> [THE TASK]
Report each line of the data that includes the word "nőni".

> [EXERCISE INPUT]
━━━
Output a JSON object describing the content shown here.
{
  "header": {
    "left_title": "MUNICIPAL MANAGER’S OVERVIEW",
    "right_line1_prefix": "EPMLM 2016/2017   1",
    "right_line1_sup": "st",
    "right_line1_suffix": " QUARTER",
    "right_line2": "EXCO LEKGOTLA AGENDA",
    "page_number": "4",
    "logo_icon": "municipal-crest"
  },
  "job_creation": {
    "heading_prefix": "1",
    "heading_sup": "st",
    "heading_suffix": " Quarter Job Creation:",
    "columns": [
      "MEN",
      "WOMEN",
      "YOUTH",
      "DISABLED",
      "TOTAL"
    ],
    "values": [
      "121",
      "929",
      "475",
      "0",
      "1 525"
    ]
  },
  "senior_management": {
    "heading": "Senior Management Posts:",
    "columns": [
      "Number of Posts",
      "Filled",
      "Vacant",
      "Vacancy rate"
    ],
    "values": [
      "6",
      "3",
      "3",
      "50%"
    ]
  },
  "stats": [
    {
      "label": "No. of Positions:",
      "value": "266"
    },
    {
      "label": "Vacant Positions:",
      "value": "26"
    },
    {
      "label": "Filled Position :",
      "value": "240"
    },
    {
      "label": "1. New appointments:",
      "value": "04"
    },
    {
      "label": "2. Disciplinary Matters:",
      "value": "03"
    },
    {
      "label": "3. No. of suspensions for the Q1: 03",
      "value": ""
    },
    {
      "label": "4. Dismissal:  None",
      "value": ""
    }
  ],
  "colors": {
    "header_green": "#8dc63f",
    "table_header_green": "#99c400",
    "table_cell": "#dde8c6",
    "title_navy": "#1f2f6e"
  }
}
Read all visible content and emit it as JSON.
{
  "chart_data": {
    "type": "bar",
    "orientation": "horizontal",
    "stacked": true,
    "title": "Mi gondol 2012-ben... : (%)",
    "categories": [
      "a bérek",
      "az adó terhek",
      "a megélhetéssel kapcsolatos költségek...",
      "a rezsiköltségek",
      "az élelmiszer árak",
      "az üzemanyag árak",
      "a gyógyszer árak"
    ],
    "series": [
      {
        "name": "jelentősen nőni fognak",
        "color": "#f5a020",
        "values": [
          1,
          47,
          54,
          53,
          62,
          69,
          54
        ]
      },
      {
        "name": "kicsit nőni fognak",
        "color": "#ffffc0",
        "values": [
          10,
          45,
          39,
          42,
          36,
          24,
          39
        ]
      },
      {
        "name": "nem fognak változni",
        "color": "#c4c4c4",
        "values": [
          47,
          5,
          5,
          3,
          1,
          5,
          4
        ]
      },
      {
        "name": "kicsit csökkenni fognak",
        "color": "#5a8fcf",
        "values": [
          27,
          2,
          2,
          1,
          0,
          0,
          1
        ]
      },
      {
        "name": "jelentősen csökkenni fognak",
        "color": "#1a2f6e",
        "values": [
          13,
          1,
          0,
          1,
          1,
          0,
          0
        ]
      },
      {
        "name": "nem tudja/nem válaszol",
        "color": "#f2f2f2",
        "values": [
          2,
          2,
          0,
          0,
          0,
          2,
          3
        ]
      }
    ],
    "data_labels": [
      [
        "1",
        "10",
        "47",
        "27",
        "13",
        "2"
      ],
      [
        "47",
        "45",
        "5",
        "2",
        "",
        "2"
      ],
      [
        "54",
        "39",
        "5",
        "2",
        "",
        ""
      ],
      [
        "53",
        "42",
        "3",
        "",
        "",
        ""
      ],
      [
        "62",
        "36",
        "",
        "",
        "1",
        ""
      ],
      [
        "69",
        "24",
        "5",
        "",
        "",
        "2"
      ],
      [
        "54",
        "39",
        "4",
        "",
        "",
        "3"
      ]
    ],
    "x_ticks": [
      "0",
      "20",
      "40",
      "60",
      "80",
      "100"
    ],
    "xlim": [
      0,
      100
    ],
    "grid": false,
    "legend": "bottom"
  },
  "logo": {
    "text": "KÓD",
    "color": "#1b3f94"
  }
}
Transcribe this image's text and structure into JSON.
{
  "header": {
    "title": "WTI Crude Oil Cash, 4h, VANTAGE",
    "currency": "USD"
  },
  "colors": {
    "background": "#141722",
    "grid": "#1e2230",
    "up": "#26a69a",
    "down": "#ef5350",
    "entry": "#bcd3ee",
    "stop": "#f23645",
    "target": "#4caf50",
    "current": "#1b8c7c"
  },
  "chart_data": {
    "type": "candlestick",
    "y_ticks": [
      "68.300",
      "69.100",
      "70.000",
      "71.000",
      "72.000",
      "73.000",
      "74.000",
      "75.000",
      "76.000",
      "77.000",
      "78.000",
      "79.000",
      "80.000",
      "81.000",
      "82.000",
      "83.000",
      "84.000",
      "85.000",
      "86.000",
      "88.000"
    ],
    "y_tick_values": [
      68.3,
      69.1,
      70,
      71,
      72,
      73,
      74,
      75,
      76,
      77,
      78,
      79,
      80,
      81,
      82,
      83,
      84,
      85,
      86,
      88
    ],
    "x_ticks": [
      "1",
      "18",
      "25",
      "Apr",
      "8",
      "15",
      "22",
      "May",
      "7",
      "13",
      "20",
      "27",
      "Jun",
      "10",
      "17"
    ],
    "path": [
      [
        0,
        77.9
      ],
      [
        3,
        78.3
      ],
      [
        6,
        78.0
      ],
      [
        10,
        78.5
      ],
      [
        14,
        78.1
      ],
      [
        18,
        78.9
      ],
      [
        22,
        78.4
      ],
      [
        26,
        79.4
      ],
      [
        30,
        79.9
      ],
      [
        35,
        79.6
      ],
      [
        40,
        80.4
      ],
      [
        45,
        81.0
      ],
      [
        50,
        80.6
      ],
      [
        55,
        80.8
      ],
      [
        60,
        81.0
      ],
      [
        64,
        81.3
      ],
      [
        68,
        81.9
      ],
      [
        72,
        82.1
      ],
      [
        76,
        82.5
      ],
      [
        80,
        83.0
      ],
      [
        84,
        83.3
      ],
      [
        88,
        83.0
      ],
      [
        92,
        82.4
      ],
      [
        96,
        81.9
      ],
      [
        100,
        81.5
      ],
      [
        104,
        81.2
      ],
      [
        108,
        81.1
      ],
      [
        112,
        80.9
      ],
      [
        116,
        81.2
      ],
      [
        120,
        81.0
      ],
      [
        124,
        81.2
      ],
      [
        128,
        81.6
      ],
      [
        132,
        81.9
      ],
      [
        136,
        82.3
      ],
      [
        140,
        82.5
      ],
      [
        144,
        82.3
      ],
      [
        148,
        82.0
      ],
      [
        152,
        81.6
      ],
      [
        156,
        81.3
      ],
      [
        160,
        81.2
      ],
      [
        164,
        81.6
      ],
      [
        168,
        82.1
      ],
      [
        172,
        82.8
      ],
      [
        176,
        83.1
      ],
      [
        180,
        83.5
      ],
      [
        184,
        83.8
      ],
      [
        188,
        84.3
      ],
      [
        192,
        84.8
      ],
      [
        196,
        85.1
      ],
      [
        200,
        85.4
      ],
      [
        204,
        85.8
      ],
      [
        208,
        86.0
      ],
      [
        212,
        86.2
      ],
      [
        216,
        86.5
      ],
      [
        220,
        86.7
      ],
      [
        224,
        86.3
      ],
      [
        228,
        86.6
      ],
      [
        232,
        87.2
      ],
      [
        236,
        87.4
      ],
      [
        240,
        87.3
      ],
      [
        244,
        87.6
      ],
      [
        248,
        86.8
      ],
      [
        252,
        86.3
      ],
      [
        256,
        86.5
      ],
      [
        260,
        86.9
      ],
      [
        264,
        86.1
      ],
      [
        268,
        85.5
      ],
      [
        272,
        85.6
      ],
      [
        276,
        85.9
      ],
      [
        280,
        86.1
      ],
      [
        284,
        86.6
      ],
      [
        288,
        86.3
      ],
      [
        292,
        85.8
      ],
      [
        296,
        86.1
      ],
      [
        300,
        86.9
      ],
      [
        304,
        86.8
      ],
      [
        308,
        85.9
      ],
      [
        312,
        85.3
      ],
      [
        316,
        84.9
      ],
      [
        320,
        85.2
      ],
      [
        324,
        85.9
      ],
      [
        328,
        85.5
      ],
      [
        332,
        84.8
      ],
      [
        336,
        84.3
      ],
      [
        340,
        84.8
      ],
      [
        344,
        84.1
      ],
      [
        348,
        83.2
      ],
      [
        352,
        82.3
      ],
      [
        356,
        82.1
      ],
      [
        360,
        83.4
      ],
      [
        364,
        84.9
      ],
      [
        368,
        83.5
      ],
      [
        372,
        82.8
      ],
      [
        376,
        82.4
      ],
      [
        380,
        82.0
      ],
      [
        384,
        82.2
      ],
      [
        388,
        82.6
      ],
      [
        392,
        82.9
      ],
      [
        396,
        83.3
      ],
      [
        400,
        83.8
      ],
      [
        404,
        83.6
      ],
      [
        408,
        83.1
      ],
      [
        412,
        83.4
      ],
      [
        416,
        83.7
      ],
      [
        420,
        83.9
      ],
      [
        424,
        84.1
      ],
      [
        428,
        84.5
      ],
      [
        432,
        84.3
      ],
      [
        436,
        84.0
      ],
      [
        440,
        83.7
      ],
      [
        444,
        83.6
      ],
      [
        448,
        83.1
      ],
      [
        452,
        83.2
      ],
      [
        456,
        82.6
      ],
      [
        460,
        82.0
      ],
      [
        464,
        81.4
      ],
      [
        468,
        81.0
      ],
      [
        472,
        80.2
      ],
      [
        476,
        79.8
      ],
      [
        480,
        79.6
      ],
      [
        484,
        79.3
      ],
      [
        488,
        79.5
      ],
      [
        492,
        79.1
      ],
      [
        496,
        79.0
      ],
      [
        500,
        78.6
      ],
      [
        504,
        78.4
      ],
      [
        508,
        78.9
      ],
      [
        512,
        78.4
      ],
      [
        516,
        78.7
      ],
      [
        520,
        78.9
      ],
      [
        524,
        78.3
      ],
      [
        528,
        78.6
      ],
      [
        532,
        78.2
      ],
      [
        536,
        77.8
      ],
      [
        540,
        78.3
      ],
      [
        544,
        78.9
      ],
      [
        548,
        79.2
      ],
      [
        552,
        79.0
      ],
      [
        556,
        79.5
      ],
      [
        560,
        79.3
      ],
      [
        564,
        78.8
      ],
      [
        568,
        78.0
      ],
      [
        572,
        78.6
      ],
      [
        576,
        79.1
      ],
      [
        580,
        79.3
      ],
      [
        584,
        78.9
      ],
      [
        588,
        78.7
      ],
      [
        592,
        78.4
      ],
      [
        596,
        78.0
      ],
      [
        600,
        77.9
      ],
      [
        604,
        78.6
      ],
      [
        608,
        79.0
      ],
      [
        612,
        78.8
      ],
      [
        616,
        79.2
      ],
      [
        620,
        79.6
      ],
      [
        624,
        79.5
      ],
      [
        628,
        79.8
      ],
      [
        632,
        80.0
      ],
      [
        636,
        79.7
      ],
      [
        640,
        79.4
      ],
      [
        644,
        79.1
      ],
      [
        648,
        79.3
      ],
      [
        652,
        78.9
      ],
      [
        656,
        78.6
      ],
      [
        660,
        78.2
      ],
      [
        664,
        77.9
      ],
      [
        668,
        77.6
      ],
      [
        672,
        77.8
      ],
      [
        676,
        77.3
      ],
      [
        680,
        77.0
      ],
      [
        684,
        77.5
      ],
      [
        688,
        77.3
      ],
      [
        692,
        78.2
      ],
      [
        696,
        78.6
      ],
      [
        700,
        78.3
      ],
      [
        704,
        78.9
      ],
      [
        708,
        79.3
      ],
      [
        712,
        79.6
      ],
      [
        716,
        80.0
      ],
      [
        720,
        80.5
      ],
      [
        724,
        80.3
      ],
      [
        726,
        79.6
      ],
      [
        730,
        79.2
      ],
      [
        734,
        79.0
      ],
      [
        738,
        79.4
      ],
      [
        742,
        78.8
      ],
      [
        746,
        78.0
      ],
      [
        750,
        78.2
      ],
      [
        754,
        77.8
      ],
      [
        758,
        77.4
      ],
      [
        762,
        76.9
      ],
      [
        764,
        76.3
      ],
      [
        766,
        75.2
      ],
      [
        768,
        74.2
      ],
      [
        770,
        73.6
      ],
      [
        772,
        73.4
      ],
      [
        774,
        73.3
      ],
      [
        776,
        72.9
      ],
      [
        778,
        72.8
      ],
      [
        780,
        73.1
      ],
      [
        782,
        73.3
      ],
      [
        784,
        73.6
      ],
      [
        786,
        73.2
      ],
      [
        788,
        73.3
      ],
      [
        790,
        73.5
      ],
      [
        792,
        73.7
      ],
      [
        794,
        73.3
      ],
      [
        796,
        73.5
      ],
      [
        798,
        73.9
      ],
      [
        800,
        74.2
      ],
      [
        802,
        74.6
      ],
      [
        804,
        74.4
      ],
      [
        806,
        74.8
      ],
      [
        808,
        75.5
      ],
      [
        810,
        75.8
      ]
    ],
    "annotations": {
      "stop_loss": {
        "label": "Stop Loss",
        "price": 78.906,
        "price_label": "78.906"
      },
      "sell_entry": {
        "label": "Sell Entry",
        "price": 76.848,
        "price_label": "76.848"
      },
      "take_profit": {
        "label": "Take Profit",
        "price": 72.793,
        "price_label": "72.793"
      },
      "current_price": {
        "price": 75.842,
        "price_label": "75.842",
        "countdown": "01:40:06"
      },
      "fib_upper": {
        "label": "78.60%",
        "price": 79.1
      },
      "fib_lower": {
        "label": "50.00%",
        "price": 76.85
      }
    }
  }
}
━━━
> [FINAL ANSWER]
        "name": "jelentősen nőni fognak",
        "name": "kicsit nőni fognak",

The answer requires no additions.